>> start Data in this exercise
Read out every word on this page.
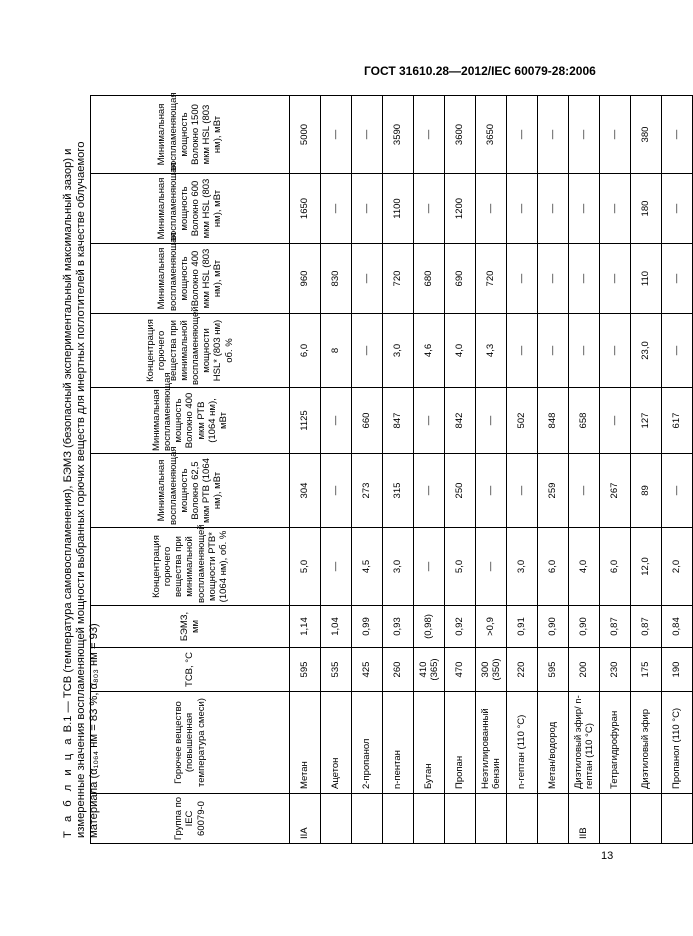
ГОСТ 31610.28—2012/IEC 60079-28:2006
Т а б л и ц а В.1 — ТСВ (температура самовоспламенения), БЭМЗ (безопасный экспериментальный максимальный зазор) и измеренные значения воспламеняющей мощности выбранных горючих веществ для инертных поглотителей в качестве облучаемого материала (α₁₀₆₄ нм = 83 %, α₈₀₃ нм = 93)	Группа по IEC 60079-0	Горючее вещество (повышенная температура смеси)	ТСВ, °С	БЭМЗ, мм	Концентрация горючего вещества при минимальной воспламеняющей мощности РТВ*(1064 нм), об. %	Минимальная воспламеняющая мощность Волокно 62,5 мкм РТВ (1064 нм), мВт	Минимальная воспламеняющая мощность Волокно 400 мкм РТВ (1064 нм), мВт	Концентрация горючего вещества при минимальной воспламеняющей мощности HSL* (803 нм) об. %	Минимальная воспламеняющая мощность Волокно 400 мкм HSL (803 нм), мВт	Минимальная воспламеняющая мощность Волокно 600 мкм HSL (803 нм), мВт	Минимальная воспламеняющая мощность Волокно 1500 мкм HSL (803 нм), мВт
IIA	Метан	595	1,14	5,0	304	1125	6,0	960	1650	5000
	Ацетон	535	1,04	—	—	—	8	830	—	—
	2-пропанол	425	0,99	4,5	273	660	—	—	—	—
	n-пентан	260	0,93	3,0	315	847	3,0	720	1100	3590
	Бутан	410 (365)	(0,98)	—	—	—	4,6	680	—	—
	Пропан	470	0,92	5,0	250	842	4,0	690	1200	3600
	Неэтилированный бензин	300 (350)	>0,9	—	—	—	4,3	720	—	3650
	n-гептан (110 °С)	220	0,91	3,0	—	502	—	—	—	—
	Метан/водород	595	0,90	6,0	259	848	—	—	—	—
IIB	Диэтиловый эфир/ n-гептан (110 °С)	200	0,90	4,0	—	658	—	—	—	—
	Тетрагидрофуран	230	0,87	6,0	267	—	—	—	—	—
	Диэтиловый эфир	175	0,87	12,0	89	127	23,0	110	180	380
	Пропанол (110 °С)	190	0,84	2,0	—	617	—	—	—	—
13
>> end Data in this exercise
Exercise goal |
Search the entries for the word "гептан", then list each line that holds it.

Answer below |
	n-гептан (110 °С)	220	0,91	3,0	—	502	—	—	—	—
IIB	Диэтиловый эфир/ n-гептан (110 °С)	200	0,90	4,0	—	658	—	—	—	—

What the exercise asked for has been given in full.